→ EXTRACTED TEXT
*****
Development of an automated MHC-associated peptide enrichment method for immunopeptidomics analysis using AssayMAP large capacity cartridges

Significance of the Topic

The identification of MHC-bound peptides is essential for understanding immune recognition and developing immunotherapies, yet these peptides are present at extremely low abundance and require effective enrichment strategies.

Objectives and Overview of the Study

This work aimed to establish a fully automated immunopeptidomics workflow using large-capacity AssayMAP cartridges for MHC peptide enrichment and to assess its performance on a nanoflow Q-TOF mass spectrometer in terms of throughput and reproducibility.

Methodology and Instrumentation

The protocol integrates immunoaffinity capture on an Agilent AssayMAP Bravo platform with high-resolution mass spectrometry.

• Antibody immobilization: Anti-human MHC-I w6/32 antibody was cross-linked to 25 μL Protein A cartridges using dimethyl pimelimidate.
*****
(Stored items from a collection)
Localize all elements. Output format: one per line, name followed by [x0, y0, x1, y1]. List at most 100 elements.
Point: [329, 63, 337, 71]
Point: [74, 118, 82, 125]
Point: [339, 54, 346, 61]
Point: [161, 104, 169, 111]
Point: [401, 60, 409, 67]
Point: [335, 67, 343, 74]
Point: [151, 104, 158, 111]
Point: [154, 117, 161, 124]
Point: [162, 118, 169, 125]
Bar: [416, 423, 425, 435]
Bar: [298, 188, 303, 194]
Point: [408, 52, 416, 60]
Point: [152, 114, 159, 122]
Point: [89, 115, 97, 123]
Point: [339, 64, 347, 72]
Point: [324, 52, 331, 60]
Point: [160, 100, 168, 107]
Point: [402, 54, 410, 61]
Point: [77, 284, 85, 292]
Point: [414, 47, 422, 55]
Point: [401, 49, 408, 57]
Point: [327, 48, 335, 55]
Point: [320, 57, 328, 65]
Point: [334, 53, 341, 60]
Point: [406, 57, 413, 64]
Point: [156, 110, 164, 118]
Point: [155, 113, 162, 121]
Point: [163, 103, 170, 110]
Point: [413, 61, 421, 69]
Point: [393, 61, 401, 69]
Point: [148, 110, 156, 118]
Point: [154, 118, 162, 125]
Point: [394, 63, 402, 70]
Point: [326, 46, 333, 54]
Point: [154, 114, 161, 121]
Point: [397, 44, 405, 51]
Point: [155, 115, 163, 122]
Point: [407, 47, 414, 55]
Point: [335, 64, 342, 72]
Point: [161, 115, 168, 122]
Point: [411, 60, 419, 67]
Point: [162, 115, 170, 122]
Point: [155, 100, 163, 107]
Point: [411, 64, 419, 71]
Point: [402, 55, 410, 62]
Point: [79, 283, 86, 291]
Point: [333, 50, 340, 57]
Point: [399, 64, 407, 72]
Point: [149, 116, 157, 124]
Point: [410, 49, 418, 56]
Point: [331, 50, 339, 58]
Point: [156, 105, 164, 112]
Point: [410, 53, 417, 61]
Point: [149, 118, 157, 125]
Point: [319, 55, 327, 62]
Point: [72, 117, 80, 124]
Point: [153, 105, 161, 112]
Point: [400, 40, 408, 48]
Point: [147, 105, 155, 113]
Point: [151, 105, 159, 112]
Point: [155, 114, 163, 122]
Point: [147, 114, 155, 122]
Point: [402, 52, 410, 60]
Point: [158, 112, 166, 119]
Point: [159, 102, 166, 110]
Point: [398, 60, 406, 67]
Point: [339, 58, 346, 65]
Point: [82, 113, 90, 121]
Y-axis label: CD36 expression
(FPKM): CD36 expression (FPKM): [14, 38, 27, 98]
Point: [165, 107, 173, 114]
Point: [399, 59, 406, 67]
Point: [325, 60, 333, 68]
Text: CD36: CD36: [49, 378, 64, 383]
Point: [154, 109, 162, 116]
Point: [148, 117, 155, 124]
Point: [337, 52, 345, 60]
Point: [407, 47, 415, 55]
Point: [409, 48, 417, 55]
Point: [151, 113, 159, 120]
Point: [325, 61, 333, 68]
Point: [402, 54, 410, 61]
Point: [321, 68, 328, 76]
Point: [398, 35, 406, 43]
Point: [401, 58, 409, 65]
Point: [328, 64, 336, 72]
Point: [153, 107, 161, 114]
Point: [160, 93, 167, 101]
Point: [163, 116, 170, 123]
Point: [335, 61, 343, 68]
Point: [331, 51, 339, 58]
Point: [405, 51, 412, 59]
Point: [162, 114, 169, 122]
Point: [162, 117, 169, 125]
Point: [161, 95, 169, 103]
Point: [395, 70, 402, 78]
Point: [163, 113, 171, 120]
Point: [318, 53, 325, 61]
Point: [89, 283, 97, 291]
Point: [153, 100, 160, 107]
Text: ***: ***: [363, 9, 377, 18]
*****
→ THE TASK
Continue the text on automated MHC peptide enrichment with AssayMAP cartridges, picking up after its last line.

→ RESULT OF THIS EXERCISE
• Sample preparation: GRANTA-519 cell lysates were loaded (≈3 mg per cartridge) under non-denaturing conditions and processed in triplicate to enrich MHC complexes.
• Peptide cleanup: Eluted peptides were desalted on 5 μL C18 cartridges.
• LC-MS/MS analysis: An Agilent 1290 Infinity II LC system converted to nanoflow via UHPLC Nanodapter, coupled to a nanoESI source and 6550 iFunnel Q-TOF; samples were run using a 90-minute gradient and data-dependent acquisition.

Main Results and Discussion

The method demonstrated consistent retention times and signal intensities across three replicates. Each sample yielded 2282–2424 unique MHC class I peptides (3604 total unique), with a CV of ~3 % for peptide identification and ~11 % for peptide abundance quantitation. Analysis of peptide lengths revealed that 94 % were 8–11 residues long, predominantly 9-mers (~75 %). Motif analysis of nonamer peptides confirmed expected HLA-binding preferences, notably leucine or valine at the C terminus and conserved anchor residues at position 2.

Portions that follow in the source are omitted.